-- begin Working data --
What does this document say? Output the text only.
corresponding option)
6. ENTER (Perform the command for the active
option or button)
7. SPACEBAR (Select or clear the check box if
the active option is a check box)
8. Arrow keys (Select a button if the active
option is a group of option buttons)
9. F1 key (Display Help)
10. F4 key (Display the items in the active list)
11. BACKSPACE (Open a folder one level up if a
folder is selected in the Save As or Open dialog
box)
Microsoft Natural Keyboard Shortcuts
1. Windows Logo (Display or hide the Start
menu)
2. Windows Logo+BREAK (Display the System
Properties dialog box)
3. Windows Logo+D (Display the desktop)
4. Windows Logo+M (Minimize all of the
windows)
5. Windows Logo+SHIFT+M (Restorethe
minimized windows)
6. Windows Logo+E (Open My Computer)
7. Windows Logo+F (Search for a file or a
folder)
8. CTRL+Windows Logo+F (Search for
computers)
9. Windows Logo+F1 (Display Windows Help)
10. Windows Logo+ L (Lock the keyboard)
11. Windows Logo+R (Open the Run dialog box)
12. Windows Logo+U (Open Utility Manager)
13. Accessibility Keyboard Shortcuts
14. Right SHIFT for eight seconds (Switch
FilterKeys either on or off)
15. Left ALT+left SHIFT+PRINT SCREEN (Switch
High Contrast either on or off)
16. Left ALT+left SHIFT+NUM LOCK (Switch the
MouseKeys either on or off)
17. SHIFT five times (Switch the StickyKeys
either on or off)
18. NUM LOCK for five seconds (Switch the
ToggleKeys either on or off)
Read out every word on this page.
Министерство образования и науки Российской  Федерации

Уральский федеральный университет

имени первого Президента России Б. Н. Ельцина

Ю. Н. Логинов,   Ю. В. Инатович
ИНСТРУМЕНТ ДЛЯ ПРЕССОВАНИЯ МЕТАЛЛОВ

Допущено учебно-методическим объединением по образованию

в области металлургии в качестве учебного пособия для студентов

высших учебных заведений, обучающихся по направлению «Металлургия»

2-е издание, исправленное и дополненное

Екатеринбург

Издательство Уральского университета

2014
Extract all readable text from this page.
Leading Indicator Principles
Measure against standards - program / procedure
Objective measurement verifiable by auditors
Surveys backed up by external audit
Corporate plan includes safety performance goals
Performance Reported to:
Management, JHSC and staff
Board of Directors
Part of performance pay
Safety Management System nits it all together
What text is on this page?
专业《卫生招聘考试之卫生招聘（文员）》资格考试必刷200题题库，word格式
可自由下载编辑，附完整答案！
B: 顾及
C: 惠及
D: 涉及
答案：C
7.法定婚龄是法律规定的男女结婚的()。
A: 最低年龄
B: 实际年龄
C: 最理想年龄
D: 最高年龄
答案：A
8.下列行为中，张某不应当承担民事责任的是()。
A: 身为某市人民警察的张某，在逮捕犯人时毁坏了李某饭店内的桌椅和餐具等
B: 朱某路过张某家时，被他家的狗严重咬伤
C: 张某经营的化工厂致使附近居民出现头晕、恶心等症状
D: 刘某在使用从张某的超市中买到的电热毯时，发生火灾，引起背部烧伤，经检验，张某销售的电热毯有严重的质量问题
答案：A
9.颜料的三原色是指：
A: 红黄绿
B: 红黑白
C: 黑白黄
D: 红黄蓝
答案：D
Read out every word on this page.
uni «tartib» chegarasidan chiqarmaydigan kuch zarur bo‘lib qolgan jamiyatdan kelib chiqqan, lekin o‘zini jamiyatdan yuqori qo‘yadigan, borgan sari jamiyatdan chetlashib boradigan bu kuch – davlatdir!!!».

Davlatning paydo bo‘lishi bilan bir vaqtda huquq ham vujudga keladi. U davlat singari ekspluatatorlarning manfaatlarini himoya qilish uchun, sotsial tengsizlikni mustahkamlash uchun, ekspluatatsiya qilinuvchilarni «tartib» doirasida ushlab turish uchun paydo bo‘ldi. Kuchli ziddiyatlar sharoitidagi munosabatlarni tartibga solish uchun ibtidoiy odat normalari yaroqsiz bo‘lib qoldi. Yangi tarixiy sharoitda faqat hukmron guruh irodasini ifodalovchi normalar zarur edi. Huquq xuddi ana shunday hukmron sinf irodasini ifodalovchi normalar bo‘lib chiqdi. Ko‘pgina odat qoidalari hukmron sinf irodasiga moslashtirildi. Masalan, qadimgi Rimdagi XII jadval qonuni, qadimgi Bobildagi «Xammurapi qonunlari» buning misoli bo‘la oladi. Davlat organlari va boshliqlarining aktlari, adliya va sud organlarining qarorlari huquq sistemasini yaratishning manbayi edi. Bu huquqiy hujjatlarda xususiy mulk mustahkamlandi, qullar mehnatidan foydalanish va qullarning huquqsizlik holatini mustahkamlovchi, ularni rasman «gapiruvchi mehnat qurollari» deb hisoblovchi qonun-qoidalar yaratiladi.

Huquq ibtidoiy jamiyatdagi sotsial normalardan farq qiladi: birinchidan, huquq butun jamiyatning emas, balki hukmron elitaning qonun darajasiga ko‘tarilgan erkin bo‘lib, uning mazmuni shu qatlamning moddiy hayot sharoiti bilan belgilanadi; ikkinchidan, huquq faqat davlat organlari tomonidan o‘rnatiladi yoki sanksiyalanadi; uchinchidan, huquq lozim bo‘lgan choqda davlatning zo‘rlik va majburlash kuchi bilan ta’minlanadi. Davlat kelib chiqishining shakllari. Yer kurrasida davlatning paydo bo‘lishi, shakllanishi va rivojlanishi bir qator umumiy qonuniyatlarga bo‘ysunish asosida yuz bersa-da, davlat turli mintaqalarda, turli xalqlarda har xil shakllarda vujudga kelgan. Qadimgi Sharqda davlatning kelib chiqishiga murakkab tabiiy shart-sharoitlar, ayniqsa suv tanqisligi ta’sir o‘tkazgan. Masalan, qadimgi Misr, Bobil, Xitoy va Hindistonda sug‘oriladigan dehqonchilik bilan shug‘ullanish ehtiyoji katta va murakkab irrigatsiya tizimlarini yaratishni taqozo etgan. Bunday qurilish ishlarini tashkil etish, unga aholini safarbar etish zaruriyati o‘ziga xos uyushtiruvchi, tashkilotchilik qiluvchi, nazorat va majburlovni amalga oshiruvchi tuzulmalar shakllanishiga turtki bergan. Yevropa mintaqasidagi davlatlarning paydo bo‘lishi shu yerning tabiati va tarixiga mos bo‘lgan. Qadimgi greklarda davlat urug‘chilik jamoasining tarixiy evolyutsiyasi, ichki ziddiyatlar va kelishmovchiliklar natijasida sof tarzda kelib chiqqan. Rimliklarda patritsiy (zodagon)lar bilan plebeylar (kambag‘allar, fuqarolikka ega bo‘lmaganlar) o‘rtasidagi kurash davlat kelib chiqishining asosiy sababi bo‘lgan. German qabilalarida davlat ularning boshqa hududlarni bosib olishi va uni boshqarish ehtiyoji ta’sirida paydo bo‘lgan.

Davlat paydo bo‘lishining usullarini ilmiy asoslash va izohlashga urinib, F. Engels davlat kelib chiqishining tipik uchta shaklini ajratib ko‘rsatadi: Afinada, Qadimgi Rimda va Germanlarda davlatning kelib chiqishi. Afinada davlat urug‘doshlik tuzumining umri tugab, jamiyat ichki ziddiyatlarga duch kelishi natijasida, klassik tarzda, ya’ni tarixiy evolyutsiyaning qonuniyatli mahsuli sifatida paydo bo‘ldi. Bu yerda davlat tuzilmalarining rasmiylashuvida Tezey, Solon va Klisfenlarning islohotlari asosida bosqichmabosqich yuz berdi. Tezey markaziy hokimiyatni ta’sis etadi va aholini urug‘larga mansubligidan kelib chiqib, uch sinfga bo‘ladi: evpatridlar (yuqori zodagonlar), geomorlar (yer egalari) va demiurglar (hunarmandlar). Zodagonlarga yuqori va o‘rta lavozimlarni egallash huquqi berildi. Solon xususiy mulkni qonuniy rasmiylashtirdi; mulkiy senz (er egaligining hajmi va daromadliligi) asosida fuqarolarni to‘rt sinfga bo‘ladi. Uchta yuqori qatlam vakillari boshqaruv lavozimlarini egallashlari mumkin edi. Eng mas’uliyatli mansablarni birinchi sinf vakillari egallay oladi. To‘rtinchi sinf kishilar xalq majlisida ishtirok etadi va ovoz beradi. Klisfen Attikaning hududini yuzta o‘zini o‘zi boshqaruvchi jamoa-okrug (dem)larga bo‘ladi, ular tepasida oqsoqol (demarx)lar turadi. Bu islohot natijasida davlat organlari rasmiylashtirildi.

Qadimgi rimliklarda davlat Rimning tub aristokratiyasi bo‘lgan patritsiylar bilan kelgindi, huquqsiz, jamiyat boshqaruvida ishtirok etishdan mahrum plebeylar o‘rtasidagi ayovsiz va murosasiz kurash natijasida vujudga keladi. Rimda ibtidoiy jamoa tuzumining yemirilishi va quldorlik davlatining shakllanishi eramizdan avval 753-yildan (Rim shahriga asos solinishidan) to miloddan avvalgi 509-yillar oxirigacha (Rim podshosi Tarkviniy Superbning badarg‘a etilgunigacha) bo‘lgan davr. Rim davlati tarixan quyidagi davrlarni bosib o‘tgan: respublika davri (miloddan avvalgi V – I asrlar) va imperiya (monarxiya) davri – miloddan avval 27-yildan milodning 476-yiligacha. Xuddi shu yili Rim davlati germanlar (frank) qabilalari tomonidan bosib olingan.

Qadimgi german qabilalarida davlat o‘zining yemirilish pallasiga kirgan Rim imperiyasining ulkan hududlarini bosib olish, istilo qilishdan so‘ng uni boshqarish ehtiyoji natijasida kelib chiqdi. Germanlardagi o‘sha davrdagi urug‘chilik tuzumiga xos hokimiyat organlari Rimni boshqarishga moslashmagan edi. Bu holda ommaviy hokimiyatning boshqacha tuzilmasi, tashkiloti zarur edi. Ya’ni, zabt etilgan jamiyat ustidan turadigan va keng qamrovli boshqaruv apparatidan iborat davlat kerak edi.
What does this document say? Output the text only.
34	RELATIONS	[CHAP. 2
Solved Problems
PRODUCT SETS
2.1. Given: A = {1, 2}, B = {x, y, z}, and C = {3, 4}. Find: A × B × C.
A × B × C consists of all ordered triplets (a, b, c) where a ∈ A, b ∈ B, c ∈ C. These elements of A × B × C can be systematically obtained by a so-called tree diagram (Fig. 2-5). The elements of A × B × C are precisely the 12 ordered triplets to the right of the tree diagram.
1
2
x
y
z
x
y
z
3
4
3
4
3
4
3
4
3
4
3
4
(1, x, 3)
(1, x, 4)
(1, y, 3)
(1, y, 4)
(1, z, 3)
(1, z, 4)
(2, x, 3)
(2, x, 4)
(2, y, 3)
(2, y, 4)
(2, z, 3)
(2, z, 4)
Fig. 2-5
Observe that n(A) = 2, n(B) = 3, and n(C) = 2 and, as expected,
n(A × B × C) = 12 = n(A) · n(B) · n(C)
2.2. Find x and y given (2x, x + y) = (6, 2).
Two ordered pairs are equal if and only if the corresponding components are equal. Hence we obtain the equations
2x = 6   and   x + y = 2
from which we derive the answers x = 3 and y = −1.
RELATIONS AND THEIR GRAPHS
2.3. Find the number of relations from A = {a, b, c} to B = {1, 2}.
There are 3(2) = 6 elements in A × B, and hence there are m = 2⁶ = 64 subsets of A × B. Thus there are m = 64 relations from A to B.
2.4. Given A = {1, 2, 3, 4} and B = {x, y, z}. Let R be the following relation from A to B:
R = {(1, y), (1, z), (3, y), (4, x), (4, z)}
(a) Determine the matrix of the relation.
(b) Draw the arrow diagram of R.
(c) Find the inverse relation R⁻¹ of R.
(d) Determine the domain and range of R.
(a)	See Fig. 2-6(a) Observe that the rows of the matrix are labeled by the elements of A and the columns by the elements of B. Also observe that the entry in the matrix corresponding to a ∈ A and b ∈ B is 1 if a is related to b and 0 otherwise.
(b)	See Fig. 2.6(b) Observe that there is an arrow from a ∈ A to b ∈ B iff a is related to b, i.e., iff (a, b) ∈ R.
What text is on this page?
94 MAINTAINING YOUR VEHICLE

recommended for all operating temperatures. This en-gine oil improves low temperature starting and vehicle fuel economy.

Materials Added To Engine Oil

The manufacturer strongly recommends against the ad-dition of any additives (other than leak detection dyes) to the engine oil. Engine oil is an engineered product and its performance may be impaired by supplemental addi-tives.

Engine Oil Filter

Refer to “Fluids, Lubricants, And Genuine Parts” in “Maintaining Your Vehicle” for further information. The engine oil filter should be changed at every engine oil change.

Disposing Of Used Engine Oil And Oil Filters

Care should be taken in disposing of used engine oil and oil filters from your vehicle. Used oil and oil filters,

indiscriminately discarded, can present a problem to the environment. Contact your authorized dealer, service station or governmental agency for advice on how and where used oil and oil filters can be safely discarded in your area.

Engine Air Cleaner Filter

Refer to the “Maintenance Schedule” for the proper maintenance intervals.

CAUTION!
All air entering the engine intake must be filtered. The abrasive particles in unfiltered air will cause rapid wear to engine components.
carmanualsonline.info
-- end Working data --
**Directions:** Go through the records above, find every line with the word "left", and list those lines.

**Solution to this exercise:**
15. Left ALT+left SHIFT+PRINT SCREEN (Switch
16. Left ALT+left SHIFT+NUM LOCK (Switch the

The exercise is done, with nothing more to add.